* _AVAILABLE RECORDS_
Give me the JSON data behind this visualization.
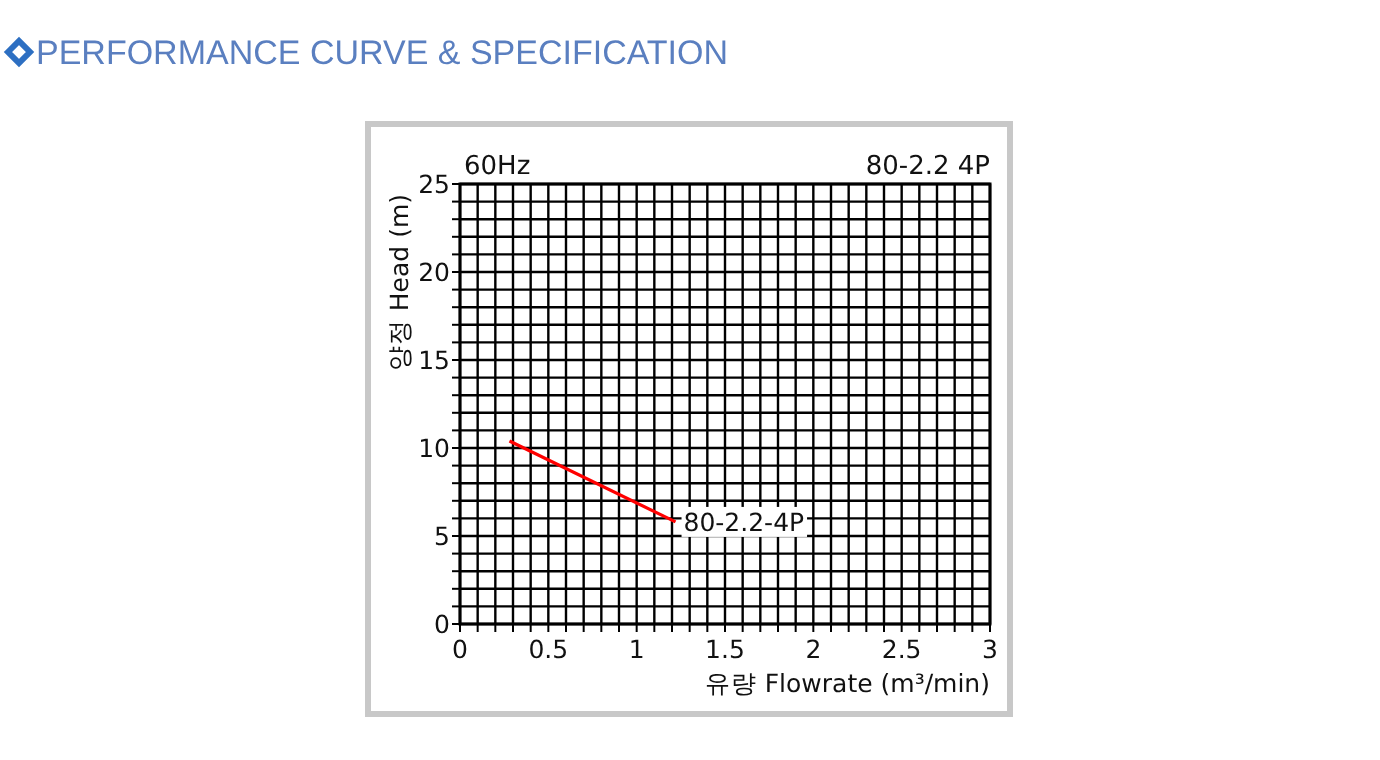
{
  "chart_data": {
    "type": "line",
    "title": "PERFORMANCE CURVE & SPECIFICATION",
    "xlabel": "유량 Flowrate (m³/min)",
    "ylabel": "양정 Head (m)",
    "annotations": [
      "60Hz",
      "80-2.2 4P"
    ],
    "series": [
      {
        "name": "80-2.2-4P",
        "color": "#ff0000",
        "x": [
          0.28,
          1.22
        ],
        "values": [
          10.4,
          5.8
        ]
      }
    ],
    "xlim": [
      0,
      3
    ],
    "ylim": [
      0,
      25
    ],
    "xticks": [
      0,
      {
        "value": 0.1,
        "label": null
      },
      {
        "value": 0.2,
        "label": null
      },
      {
        "value": 0.3,
        "label": null
      },
      {
        "value": 0.4,
        "label": null
      },
      0.5,
      {
        "value": 0.6,
        "label": null
      },
      {
        "value": 0.7,
        "label": null
      },
      {
        "value": 0.8,
        "label": null
      },
      {
        "value": 0.9,
        "label": null
      },
      1,
      {
        "value": 1.1,
        "label": null
      },
      {
        "value": 1.2,
        "label": null
      },
      {
        "value": 1.3,
        "label": null
      },
      {
        "value": 1.4,
        "label": null
      },
      1.5,
      {
        "value": 1.6,
        "label": null
      },
      {
        "value": 1.7,
        "label": null
      },
      {
        "value": 1.8,
        "label": null
      },
      {
        "value": 1.9,
        "label": null
      },
      2,
      {
        "value": 2.1,
        "label": null
      },
      {
        "value": 2.2,
        "label": null
      },
      {
        "value": 2.3,
        "label": null
      },
      {
        "value": 2.4,
        "label": null
      },
      2.5,
      {
        "value": 2.6,
        "label": null
      },
      {
        "value": 2.7,
        "label": null
      },
      {
        "value": 2.8,
        "label": null
      },
      {
        "value": 2.9,
        "label": null
      },
      3
    ],
    "yticks": [
      0,
      {
        "value": 1,
        "label": null
      },
      {
        "value": 2,
        "label": null
      },
      {
        "value": 3,
        "label": null
      },
      {
        "value": 4,
        "label": null
      },
      5,
      {
        "value": 6,
        "label": null
      },
      {
        "value": 7,
        "label": null
      },
      {
        "value": 8,
        "label": null
      },
      {
        "value": 9,
        "label": null
      },
      10,
      {
        "value": 11,
        "label": null
      },
      {
        "value": 12,
        "label": null
      },
      {
        "value": 13,
        "label": null
      },
      {
        "value": 14,
        "label": null
      },
      15,
      {
        "value": 16,
        "label": null
      },
      {
        "value": 17,
        "label": null
      },
      {
        "value": 18,
        "label": null
      },
      {
        "value": 19,
        "label": null
      },
      20,
      {
        "value": 21,
        "label": null
      },
      {
        "value": 22,
        "label": null
      },
      {
        "value": 23,
        "label": null
      },
      {
        "value": 24,
        "label": null
      },
      25
    ],
    "grid": true,
    "marker": "none",
    "line_style": "solid"
  }
}
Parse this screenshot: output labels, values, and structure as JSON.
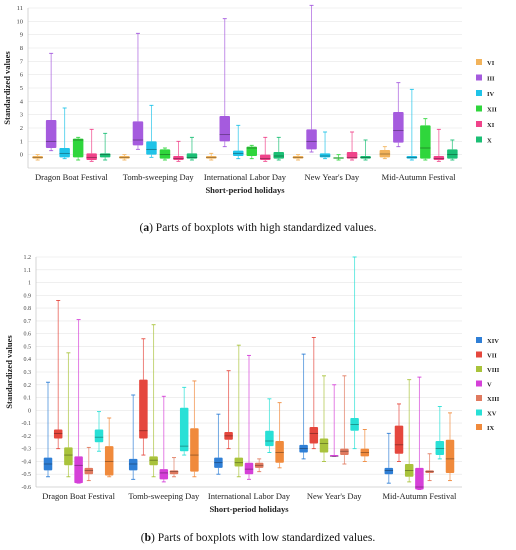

* _DESCRIPTION OF THE TASK_
Retype each line of the listing above word for word. Exclude the pictures.

* _RESULT FOR THIS EXERCISE_
Give me the JSON data behind this visualization.
{
  "chart_data": {
    "type": "line",
    "title": "PERFORMANCE CURVE & SPECIFICATION",
    "xlabel": "유량 Flowrate (m³/min)",
    "ylabel": "양정 Head (m)",
    "annotations": [
      "60Hz",
      "80-2.2 4P"
    ],
    "series": [
      {
        "name": "80-2.2-4P",
        "color": "#ff0000",
        "x": [
          0.28,
          1.22
        ],
        "values": [
          10.4,
          5.8
        ]
      }
    ],
    "xlim": [
      0,
      3
    ],
    "ylim": [
      0,
      25
    ],
    "xticks": [
      0,
      {
        "value": 0.1,
        "label": null
      },
      {
        "value": 0.2,
        "label": null
      },
      {
        "value": 0.3,
        "label": null
      },
      {
        "value": 0.4,
        "label": null
      },
      0.5,
      {
        "value": 0.6,
        "label": null
      },
      {
        "value": 0.7,
        "label": null
      },
      {
        "value": 0.8,
        "label": null
      },
      {
        "value": 0.9,
        "label": null
      },
      1,
      {
        "value": 1.1,
        "label": null
      },
      {
        "value": 1.2,
        "label": null
      },
      {
        "value": 1.3,
        "label": null
      },
      {
        "value": 1.4,
        "label": null
      },
      1.5,
      {
        "value": 1.6,
        "label": null
      },
      {
        "value": 1.7,
        "label": null
      },
      {
        "value": 1.8,
        "label": null
      },
      {
        "value": 1.9,
        "label": null
      },
      2,
      {
        "value": 2.1,
        "label": null
      },
      {
        "value": 2.2,
        "label": null
      },
      {
        "value": 2.3,
        "label": null
      },
      {
        "value": 2.4,
        "label": null
      },
      2.5,
      {
        "value": 2.6,
        "label": null
      },
      {
        "value": 2.7,
        "label": null
      },
      {
        "value": 2.8,
        "label": null
      },
      {
        "value": 2.9,
        "label": null
      },
      3
    ],
    "yticks": [
      0,
      {
        "value": 1,
        "label": null
      },
      {
        "value": 2,
        "label": null
      },
      {
        "value": 3,
        "label": null
      },
      {
        "value": 4,
        "label": null
      },
      5,
      {
        "value": 6,
        "label": null
      },
      {
        "value": 7,
        "label": null
      },
      {
        "value": 8,
        "label": null
      },
      {
        "value": 9,
        "label": null
      },
      10,
      {
        "value": 11,
        "label": null
      },
      {
        "value": 12,
        "label": null
      },
      {
        "value": 13,
        "label": null
      },
      {
        "value": 14,
        "label": null
      },
      15,
      {
        "value": 16,
        "label": null
      },
      {
        "value": 17,
        "label": null
      },
      {
        "value": 18,
        "label": null
      },
      {
        "value": 19,
        "label": null
      },
      20,
      {
        "value": 21,
        "label": null
      },
      {
        "value": 22,
        "label": null
      },
      {
        "value": 23,
        "label": null
      },
      {
        "value": 24,
        "label": null
      },
      25
    ],
    "grid": true,
    "marker": "none",
    "line_style": "solid"
  }
}
Parse this screenshot: output labels, values, and structure as JSON.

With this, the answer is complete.